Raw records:
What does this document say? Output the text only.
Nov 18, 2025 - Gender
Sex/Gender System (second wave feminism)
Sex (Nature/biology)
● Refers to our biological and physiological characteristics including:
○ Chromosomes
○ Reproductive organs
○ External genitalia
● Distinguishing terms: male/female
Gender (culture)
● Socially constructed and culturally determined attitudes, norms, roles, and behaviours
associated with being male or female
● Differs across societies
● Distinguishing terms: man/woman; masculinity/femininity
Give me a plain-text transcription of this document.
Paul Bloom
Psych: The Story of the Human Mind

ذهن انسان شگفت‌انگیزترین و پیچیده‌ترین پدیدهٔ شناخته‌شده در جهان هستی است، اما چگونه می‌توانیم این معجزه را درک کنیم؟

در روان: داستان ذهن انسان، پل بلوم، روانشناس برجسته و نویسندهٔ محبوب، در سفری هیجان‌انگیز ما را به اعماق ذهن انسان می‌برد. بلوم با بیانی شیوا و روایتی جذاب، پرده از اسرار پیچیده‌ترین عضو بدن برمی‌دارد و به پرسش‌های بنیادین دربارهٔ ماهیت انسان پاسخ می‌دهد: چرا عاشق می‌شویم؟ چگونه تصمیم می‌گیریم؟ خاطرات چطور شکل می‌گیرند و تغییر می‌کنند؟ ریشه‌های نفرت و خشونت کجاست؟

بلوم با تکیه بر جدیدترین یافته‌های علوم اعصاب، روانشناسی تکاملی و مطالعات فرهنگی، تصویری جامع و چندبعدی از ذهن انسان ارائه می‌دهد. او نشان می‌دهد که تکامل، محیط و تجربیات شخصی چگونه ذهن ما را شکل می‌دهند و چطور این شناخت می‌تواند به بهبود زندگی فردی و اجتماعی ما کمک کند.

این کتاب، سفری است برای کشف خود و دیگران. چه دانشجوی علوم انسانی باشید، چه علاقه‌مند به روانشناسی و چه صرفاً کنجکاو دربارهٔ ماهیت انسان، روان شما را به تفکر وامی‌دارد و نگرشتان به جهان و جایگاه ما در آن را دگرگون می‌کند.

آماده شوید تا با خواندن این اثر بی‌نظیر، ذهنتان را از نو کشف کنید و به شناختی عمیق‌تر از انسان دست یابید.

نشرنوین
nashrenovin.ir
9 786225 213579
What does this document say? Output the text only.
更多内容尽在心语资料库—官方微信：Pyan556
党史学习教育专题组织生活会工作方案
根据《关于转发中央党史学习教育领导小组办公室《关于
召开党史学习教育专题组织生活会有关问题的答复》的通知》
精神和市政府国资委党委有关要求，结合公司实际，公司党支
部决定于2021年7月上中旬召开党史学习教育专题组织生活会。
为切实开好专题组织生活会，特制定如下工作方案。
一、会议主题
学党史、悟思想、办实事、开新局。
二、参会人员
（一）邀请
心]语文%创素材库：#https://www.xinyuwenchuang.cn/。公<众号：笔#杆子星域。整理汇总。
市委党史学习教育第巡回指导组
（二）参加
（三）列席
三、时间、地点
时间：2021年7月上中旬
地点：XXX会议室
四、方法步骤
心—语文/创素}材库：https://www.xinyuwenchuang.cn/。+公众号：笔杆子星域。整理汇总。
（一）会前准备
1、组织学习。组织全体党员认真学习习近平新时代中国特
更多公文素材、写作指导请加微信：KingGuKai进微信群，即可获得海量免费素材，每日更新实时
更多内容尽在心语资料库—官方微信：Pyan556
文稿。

• **YOUR INSTRUCTIONS**
Word for word, extract all the records.

• **REPLY**
What does this document say? Output the text only.
Nov 18, 2025 - Gender
Sex/Gender System (second wave feminism)
Sex (Nature/biology)
● Refers to our biological and physiological characteristics including:
○ Chromosomes
○ Reproductive organs
○ External genitalia
● Distinguishing terms: male/female
Gender (culture)
● Socially constructed and culturally determined attitudes, norms, roles, and behaviours
associated with being male or female
● Differs across societies
● Distinguishing terms: man/woman; masculinity/femininity
Give me a plain-text transcription of this document.
Paul Bloom
Psych: The Story of the Human Mind

ذهن انسان شگفت‌انگیزترین و پیچیده‌ترین پدیدهٔ شناخته‌شده در جهان هستی است، اما چگونه می‌توانیم این معجزه را درک کنیم؟

در روان: داستان ذهن انسان، پل بلوم، روانشناس برجسته و نویسندهٔ محبوب، در سفری هیجان‌انگیز ما را به اعماق ذهن انسان می‌برد. بلوم با بیانی شیوا و روایتی جذاب، پرده از اسرار پیچیده‌ترین عضو بدن برمی‌دارد و به پرسش‌های بنیادین دربارهٔ ماهیت انسان پاسخ می‌دهد: چرا عاشق می‌شویم؟ چگونه تصمیم می‌گیریم؟ خاطرات چطور شکل می‌گیرند و تغییر می‌کنند؟ ریشه‌های نفرت و خشونت کجاست؟

بلوم با تکیه بر جدیدترین یافته‌های علوم اعصاب، روانشناسی تکاملی و مطالعات فرهنگی، تصویری جامع و چندبعدی از ذهن انسان ارائه می‌دهد. او نشان می‌دهد که تکامل، محیط و تجربیات شخصی چگونه ذهن ما را شکل می‌دهند و چطور این شناخت می‌تواند به بهبود زندگی فردی و اجتماعی ما کمک کند.

این کتاب، سفری است برای کشف خود و دیگران. چه دانشجوی علوم انسانی باشید، چه علاقه‌مند به روانشناسی و چه صرفاً کنجکاو دربارهٔ ماهیت انسان، روان شما را به تفکر وامی‌دارد و نگرشتان به جهان و جایگاه ما در آن را دگرگون می‌کند.

آماده شوید تا با خواندن این اثر بی‌نظیر، ذهنتان را از نو کشف کنید و به شناختی عمیق‌تر از انسان دست یابید.

نشرنوین
nashrenovin.ir
9 786225 213579
What does this document say? Output the text only.
更多内容尽在心语资料库—官方微信：Pyan556
党史学习教育专题组织生活会工作方案
根据《关于转发中央党史学习教育领导小组办公室《关于
召开党史学习教育专题组织生活会有关问题的答复》的通知》
精神和市政府国资委党委有关要求，结合公司实际，公司党支
部决定于2021年7月上中旬召开党史学习教育专题组织生活会。
为切实开好专题组织生活会，特制定如下工作方案。
一、会议主题
学党史、悟思想、办实事、开新局。
二、参会人员
（一）邀请
心]语文%创素材库：#https://www.xinyuwenchuang.cn/。公<众号：笔#杆子星域。整理汇总。
市委党史学习教育第巡回指导组
（二）参加
（三）列席
三、时间、地点
时间：2021年7月上中旬
地点：XXX会议室
四、方法步骤
心—语文/创素}材库：https://www.xinyuwenchuang.cn/。+公众号：笔杆子星域。整理汇总。
（一）会前准备
1、组织学习。组织全体党员认真学习习近平新时代中国特
更多公文素材、写作指导请加微信：KingGuKai进微信群，即可获得海量免费素材，每日更新实时
更多内容尽在心语资料库—官方微信：Pyan556
文稿。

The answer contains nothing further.